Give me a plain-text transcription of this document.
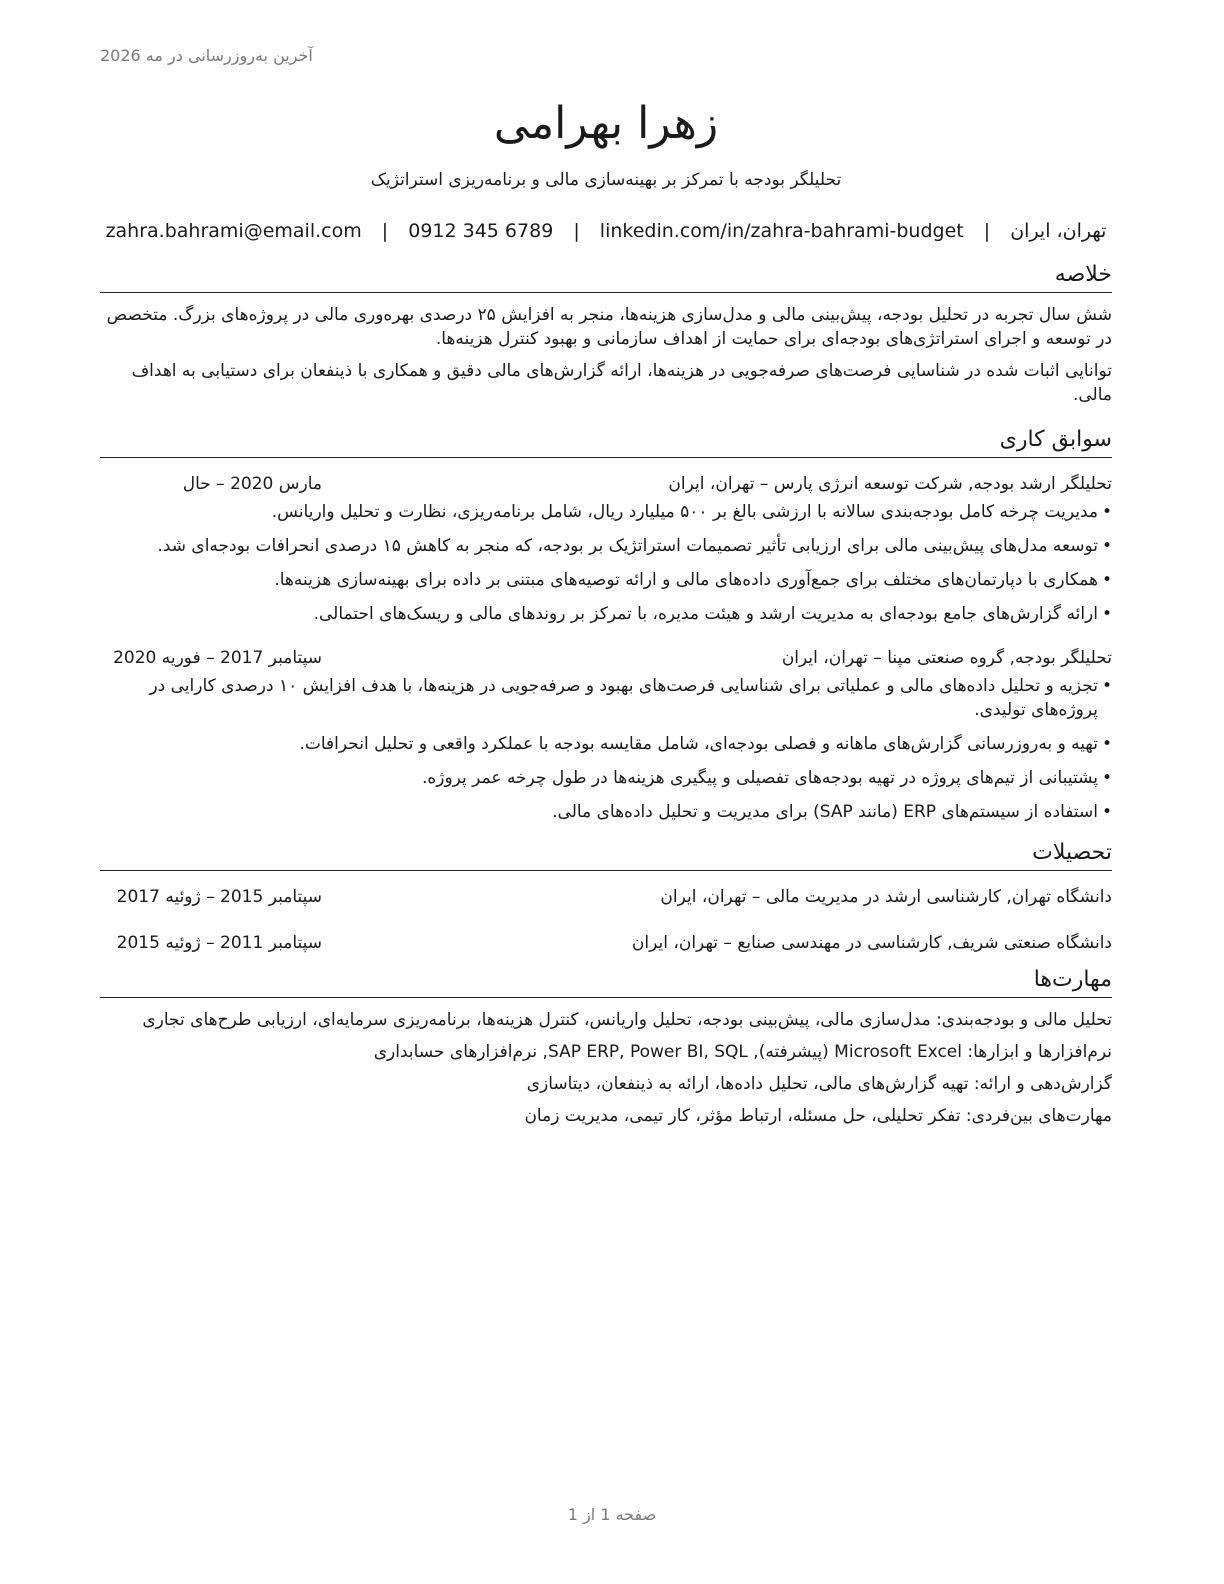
آخرین به‌روزرسانی در مه 2026
زهرا بهرامی
تحلیلگر بودجه با تمرکز بر بهینه‌سازی مالی و برنامه‌ریزی استراتژیک
تهران، ایران | zahra.bahrami@email.com | 0912 345 6789 | linkedin.com/in/zahra-bahrami-budget
خلاصه

شش سال تجربه در تحلیل بودجه، پیش‌بینی مالی و مدل‌سازی هزینه‌ها، منجر به افزایش ۲۵ درصدی بهره‌وری مالی در پروژه‌های بزرگ. متخصص در توسعه و اجرای استراتژی‌های بودجه‌ای برای حمایت از اهداف سازمانی و بهبود کنترل هزینه‌ها.

توانایی اثبات شده در شناسایی فرصت‌های صرفه‌جویی در هزینه‌ها، ارائه گزارش‌های مالی دقیق و همکاری با ذینفعان برای دستیابی به اهداف مالی.

سوابق کاری
تحلیلگر ارشد بودجه, شرکت توسعه انرژی پارس – تهران، ایران
مارس 2020 – حال
• مدیریت چرخه کامل بودجه‌بندی سالانه با ارزشی بالغ بر ۵۰۰ میلیارد ریال، شامل برنامه‌ریزی، نظارت و تحلیل واریانس.
• توسعه مدل‌های پیش‌بینی مالی برای ارزیابی تأثیر تصمیمات استراتژیک بر بودجه، که منجر به کاهش ۱۵ درصدی انحرافات بودجه‌ای شد.
• همکاری با دپارتمان‌های مختلف برای جمع‌آوری داده‌های مالی و ارائه توصیه‌های مبتنی بر داده برای بهینه‌سازی هزینه‌ها.
• ارائه گزارش‌های جامع بودجه‌ای به مدیریت ارشد و هیئت مدیره، با تمرکز بر روندهای مالی و ریسک‌های احتمالی.
تحلیلگر بودجه, گروه صنعتی مپنا – تهران، ایران
سپتامبر 2017 – فوریه 2020
• تجزیه و تحلیل داده‌های مالی و عملیاتی برای شناسایی فرصت‌های بهبود و صرفه‌جویی در هزینه‌ها، با هدف افزایش ۱۰ درصدی کارایی در پروژه‌های تولیدی.
• تهیه و به‌روزرسانی گزارش‌های ماهانه و فصلی بودجه‌ای، شامل مقایسه بودجه با عملکرد واقعی و تحلیل انحرافات.
• پشتیبانی از تیم‌های پروژه در تهیه بودجه‌های تفصیلی و پیگیری هزینه‌ها در طول چرخه عمر پروژه.
• استفاده از سیستم‌های ERP (مانند SAP) برای مدیریت و تحلیل داده‌های مالی.
تحصیلات
دانشگاه تهران, کارشناسی ارشد در مدیریت مالی – تهران، ایران
سپتامبر 2015 – ژوئیه 2017
دانشگاه صنعتی شریف, کارشناسی در مهندسی صنایع – تهران، ایران
سپتامبر 2011 – ژوئیه 2015
مهارت‌ها

تحلیل مالی و بودجه‌بندی: مدل‌سازی مالی، پیش‌بینی بودجه، تحلیل واریانس، کنترل هزینه‌ها، برنامه‌ریزی سرمایه‌ای، ارزیابی طرح‌های تجاری

نرم‌افزارها و ابزارها: Microsoft Excel (پیشرفته), SAP ERP, Power BI, SQL, نرم‌افزارهای حسابداری

گزارش‌دهی و ارائه: تهیه گزارش‌های مالی، تحلیل داده‌ها، ارائه به ذینفعان، دیتاسازی

مهارت‌های بین‌فردی: تفکر تحلیلی، حل مسئله، ارتباط مؤثر، کار تیمی، مدیریت زمان

صفحه 1 از 1
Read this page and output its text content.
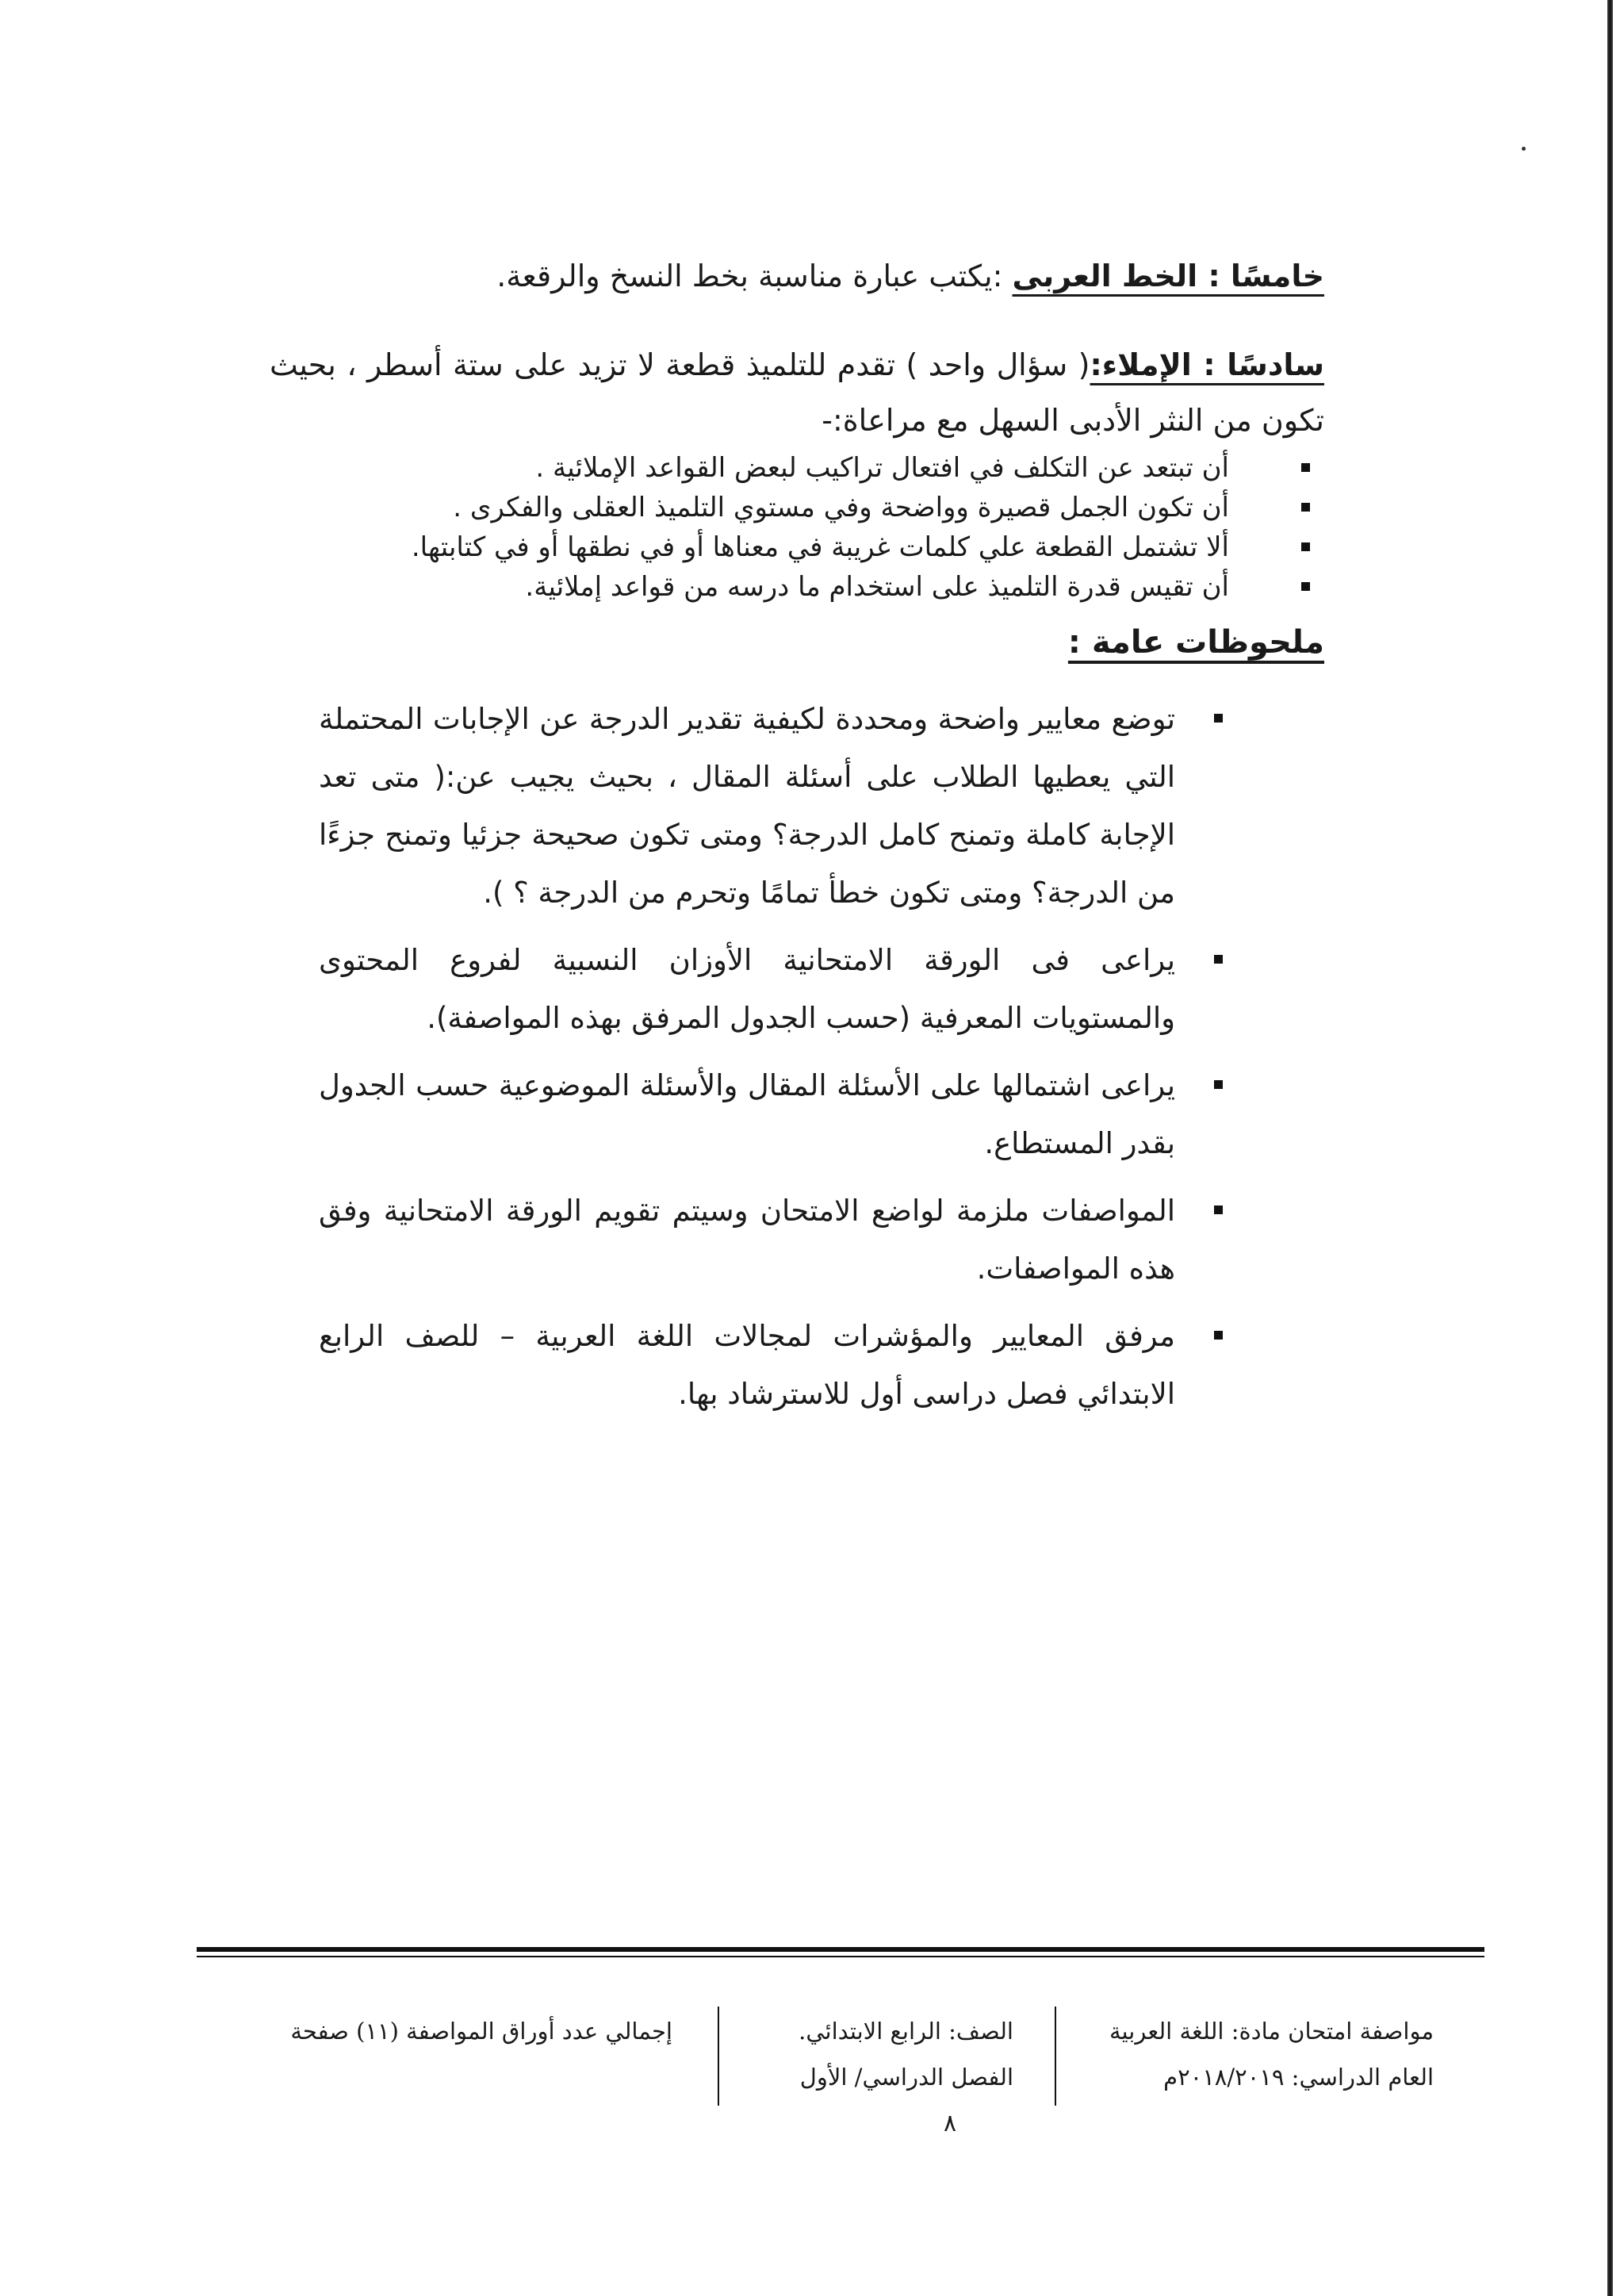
خامسًا : الخط العربى :يكتب عبارة مناسبة بخط النسخ والرقعة.
سادسًا : الإملاء:( سؤال واحد ) تقدم للتلميذ قطعة لا تزيد على ستة أسطر ، بحيث تكون من النثر الأدبى السهل مع مراعاة:-
أن تبتعد عن التكلف في افتعال تراكيب لبعض القواعد الإملائية .
أن تكون الجمل قصيرة وواضحة وفي مستوي التلميذ العقلى والفكرى .
ألا تشتمل القطعة علي كلمات غريبة في معناها أو في نطقها أو في كتابتها.
أن تقيس قدرة التلميذ على استخدام ما درسه من قواعد إملائية.
ملحوظات عامة :
توضع معايير واضحة ومحددة لكيفية تقدير الدرجة عن الإجابات المحتملة التي يعطيها الطلاب على أسئلة المقال ، بحيث يجيب عن:( متى تعد الإجابة كاملة وتمنح كامل الدرجة؟ ومتى تكون صحيحة جزئيا وتمنح جزءًا من الدرجة؟ ومتى تكون خطأ تمامًا وتحرم من الدرجة ؟ ).
يراعى فى الورقة الامتحانية الأوزان النسبية لفروع المحتوى والمستويات المعرفية (حسب الجدول المرفق بهذه المواصفة).
يراعى اشتمالها على الأسئلة المقال والأسئلة الموضوعية حسب الجدول بقدر المستطاع.
المواصفات ملزمة لواضع الامتحان وسيتم تقويم الورقة الامتحانية وفق هذه المواصفات.
مرفق المعايير والمؤشرات لمجالات اللغة العربية – للصف الرابع الابتدائي فصل دراسى أول للاسترشاد بها.
مواصفة امتحان مادة: اللغة العربية
العام الدراسي: ٢٠١٨/٢٠١٩م
الصف: الرابع الابتدائي.
الفصل الدراسي/ الأول
إجمالي عدد أوراق المواصفة (١١) صفحة
٨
*****
▶ Task:
Copy the material shown above in full and exactly. Skip the pictures.

▶ Worked solution:
Give me a plain-text transcription of this document.
آخرین به‌روزرسانی در مه 2026
زهرا بهرامی
تحلیلگر بودجه با تمرکز بر بهینه‌سازی مالی و برنامه‌ریزی استراتژیک
تهران، ایران | zahra.bahrami@email.com | 0912 345 6789 | linkedin.com/in/zahra-bahrami-budget
خلاصه

شش سال تجربه در تحلیل بودجه، پیش‌بینی مالی و مدل‌سازی هزینه‌ها، منجر به افزایش ۲۵ درصدی بهره‌وری مالی در پروژه‌های بزرگ. متخصص در توسعه و اجرای استراتژی‌های بودجه‌ای برای حمایت از اهداف سازمانی و بهبود کنترل هزینه‌ها.

توانایی اثبات شده در شناسایی فرصت‌های صرفه‌جویی در هزینه‌ها، ارائه گزارش‌های مالی دقیق و همکاری با ذینفعان برای دستیابی به اهداف مالی.

سوابق کاری
تحلیلگر ارشد بودجه, شرکت توسعه انرژی پارس – تهران، ایران
مارس 2020 – حال
• مدیریت چرخه کامل بودجه‌بندی سالانه با ارزشی بالغ بر ۵۰۰ میلیارد ریال، شامل برنامه‌ریزی، نظارت و تحلیل واریانس.
• توسعه مدل‌های پیش‌بینی مالی برای ارزیابی تأثیر تصمیمات استراتژیک بر بودجه، که منجر به کاهش ۱۵ درصدی انحرافات بودجه‌ای شد.
• همکاری با دپارتمان‌های مختلف برای جمع‌آوری داده‌های مالی و ارائه توصیه‌های مبتنی بر داده برای بهینه‌سازی هزینه‌ها.
• ارائه گزارش‌های جامع بودجه‌ای به مدیریت ارشد و هیئت مدیره، با تمرکز بر روندهای مالی و ریسک‌های احتمالی.
تحلیلگر بودجه, گروه صنعتی مپنا – تهران، ایران
سپتامبر 2017 – فوریه 2020
• تجزیه و تحلیل داده‌های مالی و عملیاتی برای شناسایی فرصت‌های بهبود و صرفه‌جویی در هزینه‌ها، با هدف افزایش ۱۰ درصدی کارایی در پروژه‌های تولیدی.
• تهیه و به‌روزرسانی گزارش‌های ماهانه و فصلی بودجه‌ای، شامل مقایسه بودجه با عملکرد واقعی و تحلیل انحرافات.
• پشتیبانی از تیم‌های پروژه در تهیه بودجه‌های تفصیلی و پیگیری هزینه‌ها در طول چرخه عمر پروژه.
• استفاده از سیستم‌های ERP (مانند SAP) برای مدیریت و تحلیل داده‌های مالی.
تحصیلات
دانشگاه تهران, کارشناسی ارشد در مدیریت مالی – تهران، ایران
سپتامبر 2015 – ژوئیه 2017
دانشگاه صنعتی شریف, کارشناسی در مهندسی صنایع – تهران، ایران
سپتامبر 2011 – ژوئیه 2015
مهارت‌ها

تحلیل مالی و بودجه‌بندی: مدل‌سازی مالی، پیش‌بینی بودجه، تحلیل واریانس، کنترل هزینه‌ها، برنامه‌ریزی سرمایه‌ای، ارزیابی طرح‌های تجاری

نرم‌افزارها و ابزارها: Microsoft Excel (پیشرفته), SAP ERP, Power BI, SQL, نرم‌افزارهای حسابداری

گزارش‌دهی و ارائه: تهیه گزارش‌های مالی، تحلیل داده‌ها، ارائه به ذینفعان، دیتاسازی

مهارت‌های بین‌فردی: تفکر تحلیلی، حل مسئله، ارتباط مؤثر، کار تیمی، مدیریت زمان

صفحه 1 از 1
Read this page and output its text content.
خامسًا : الخط العربى :يكتب عبارة مناسبة بخط النسخ والرقعة.
سادسًا : الإملاء:( سؤال واحد ) تقدم للتلميذ قطعة لا تزيد على ستة أسطر ، بحيث تكون من النثر الأدبى السهل مع مراعاة:-
أن تبتعد عن التكلف في افتعال تراكيب لبعض القواعد الإملائية .
أن تكون الجمل قصيرة وواضحة وفي مستوي التلميذ العقلى والفكرى .
ألا تشتمل القطعة علي كلمات غريبة في معناها أو في نطقها أو في كتابتها.
أن تقيس قدرة التلميذ على استخدام ما درسه من قواعد إملائية.
ملحوظات عامة :
توضع معايير واضحة ومحددة لكيفية تقدير الدرجة عن الإجابات المحتملة التي يعطيها الطلاب على أسئلة المقال ، بحيث يجيب عن:( متى تعد الإجابة كاملة وتمنح كامل الدرجة؟ ومتى تكون صحيحة جزئيا وتمنح جزءًا من الدرجة؟ ومتى تكون خطأ تمامًا وتحرم من الدرجة ؟ ).
يراعى فى الورقة الامتحانية الأوزان النسبية لفروع المحتوى والمستويات المعرفية (حسب الجدول المرفق بهذه المواصفة).
يراعى اشتمالها على الأسئلة المقال والأسئلة الموضوعية حسب الجدول بقدر المستطاع.
المواصفات ملزمة لواضع الامتحان وسيتم تقويم الورقة الامتحانية وفق هذه المواصفات.
مرفق المعايير والمؤشرات لمجالات اللغة العربية – للصف الرابع الابتدائي فصل دراسى أول للاسترشاد بها.
مواصفة امتحان مادة: اللغة العربية
العام الدراسي: ٢٠١٨/٢٠١٩م
الصف: الرابع الابتدائي.
الفصل الدراسي/ الأول
إجمالي عدد أوراق المواصفة (١١) صفحة
٨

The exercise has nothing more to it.